-------- Records to use

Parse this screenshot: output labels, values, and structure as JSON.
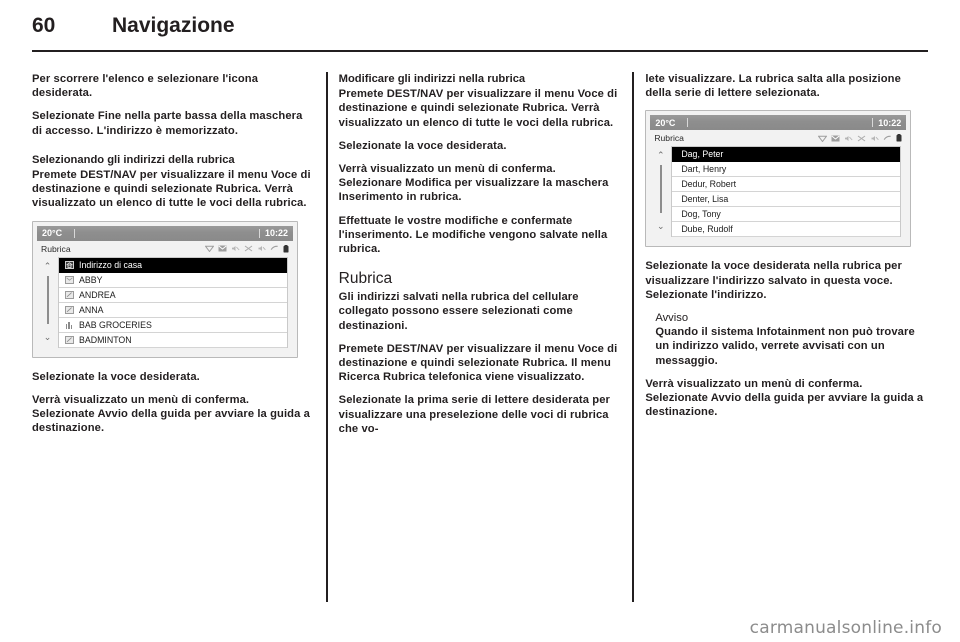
{
  "header": {
    "page_number": "60",
    "chapter": "Navigazione"
  },
  "columns": {
    "left": {
      "p1": "Per scorrere l'elenco e selezionare l'icona desiderata.",
      "p2": "Selezionate Fine nella parte bassa della maschera di accesso. L'indirizzo è memorizzato.",
      "h1": "Selezionando gli indirizzi della rubrica",
      "p3": "Premete DEST/NAV per visualizzare il menu Voce di destinazione e quindi selezionate Rubrica. Verrà visualizzato un elenco di tutte le voci della rubrica.",
      "p4": "Selezionate la voce desiderata.",
      "p5": "Verrà visualizzato un menù di conferma. Selezionate Avvio della guida per avviare la guida a destinazione."
    },
    "middle": {
      "h1": "Modificare gli indirizzi nella rubrica",
      "p1": "Premete DEST/NAV per visualizzare il menu Voce di destinazione e quindi selezionate Rubrica. Verrà visualizzato un elenco di tutte le voci della rubrica.",
      "p2": "Selezionate la voce desiderata.",
      "p3": "Verrà visualizzato un menù di conferma. Selezionare Modifica per visualizzare la maschera Inserimento in rubrica.",
      "p4": "Effettuate le vostre modifiche e confermate l'inserimento. Le modifiche vengono salvate nella rubrica.",
      "h2": "Rubrica",
      "p5": "Gli indirizzi salvati nella rubrica del cellulare collegato possono essere selezionati come destinazioni.",
      "p6": "Premete DEST/NAV per visualizzare il menu Voce di destinazione e quindi selezionate Rubrica. Il menu Ricerca Rubrica telefonica viene visualizzato.",
      "p7": "Selezionate la prima serie di lettere desiderata per visualizzare una preselezione delle voci di rubrica che vo-"
    },
    "right": {
      "p1": "lete visualizzare. La rubrica salta alla posizione della serie di lettere selezionata.",
      "p2": "Selezionate la voce desiderata nella rubrica per visualizzare l'indirizzo salvato in questa voce. Selezionate l'indirizzo.",
      "note_title": "Avviso",
      "note_body": "Quando il sistema Infotainment non può trovare un indirizzo valido, verrete avvisati con un messaggio.",
      "p3": "Verrà visualizzato un menù di conferma. Selezionate Avvio della guida per avviare la guida a destinazione."
    }
  },
  "device_screens": [
    {
      "id": "rubrica-indirizzi",
      "temperature": "20°C",
      "clock": "10:22",
      "title": "Rubrica",
      "status_icons": [
        "wifi-icon",
        "envelope-icon",
        "volume-mute-icon",
        "bluetooth-off-icon",
        "speaker-mute-icon",
        "phone-icon",
        "battery-icon"
      ],
      "scroll_up": "⌃",
      "scroll_down": "⌄",
      "rows": [
        {
          "label": "Indirizzo di casa",
          "icon": "home-address-icon",
          "selected": true
        },
        {
          "label": "ABBY",
          "icon": "contact-card-icon",
          "selected": false
        },
        {
          "label": "ANDREA",
          "icon": "contact-card-icon",
          "selected": false
        },
        {
          "label": "ANNA",
          "icon": "contact-card-icon",
          "selected": false
        },
        {
          "label": "BAB GROCERIES",
          "icon": "phone-bars-icon",
          "selected": false
        },
        {
          "label": "BADMINTON",
          "icon": "contact-card-icon",
          "selected": false
        }
      ]
    },
    {
      "id": "rubrica-telefonica",
      "temperature": "20°C",
      "clock": "10:22",
      "title": "Rubrica",
      "status_icons": [
        "wifi-icon",
        "envelope-icon",
        "volume-mute-icon",
        "bluetooth-off-icon",
        "speaker-mute-icon",
        "phone-icon",
        "battery-icon"
      ],
      "scroll_up": "⌃",
      "scroll_down": "⌄",
      "rows": [
        {
          "label": "Dag, Peter",
          "icon": "",
          "selected": true
        },
        {
          "label": "Dart, Henry",
          "icon": "",
          "selected": false
        },
        {
          "label": "Dedur, Robert",
          "icon": "",
          "selected": false
        },
        {
          "label": "Denter, Lisa",
          "icon": "",
          "selected": false
        },
        {
          "label": "Dog, Tony",
          "icon": "",
          "selected": false
        },
        {
          "label": "Dube, Rudolf",
          "icon": "",
          "selected": false
        }
      ]
    }
  ],
  "watermark": "carmanualsonline.info",
  "colors": {
    "text": "#231f20",
    "rule": "#231f20",
    "device_statusbar": "#8e8e8e",
    "device_panel": "#f2f2f2",
    "selection": "#000000",
    "watermark": "#8c8c8c"
  }
}
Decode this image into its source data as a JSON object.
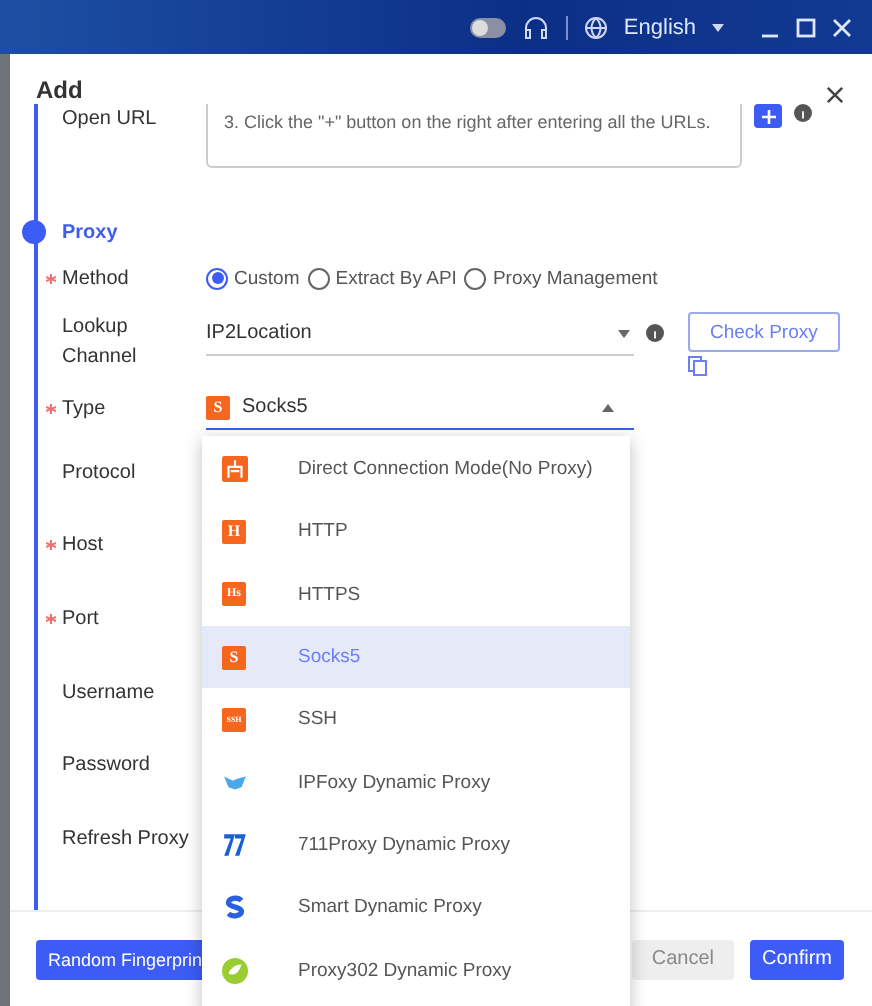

----------------

What you will do
Go through the listing above and locate each line that holds the word "elenco". Copy those lines.

Finished task
      "p1": "Per scorrere l'elenco e selezionare l'icona desiderata.",
      "p3": "Premete DEST/NAV per visualizzare il menu Voce di destinazione e quindi selezionate Rubrica. Verrà visualizzato un elenco di tutte le voci della rubrica.",
      "p1": "Premete DEST/NAV per visualizzare il menu Voce di destinazione e quindi selezionate Rubrica. Verrà visualizzato un elenco di tutte le voci della rubrica.",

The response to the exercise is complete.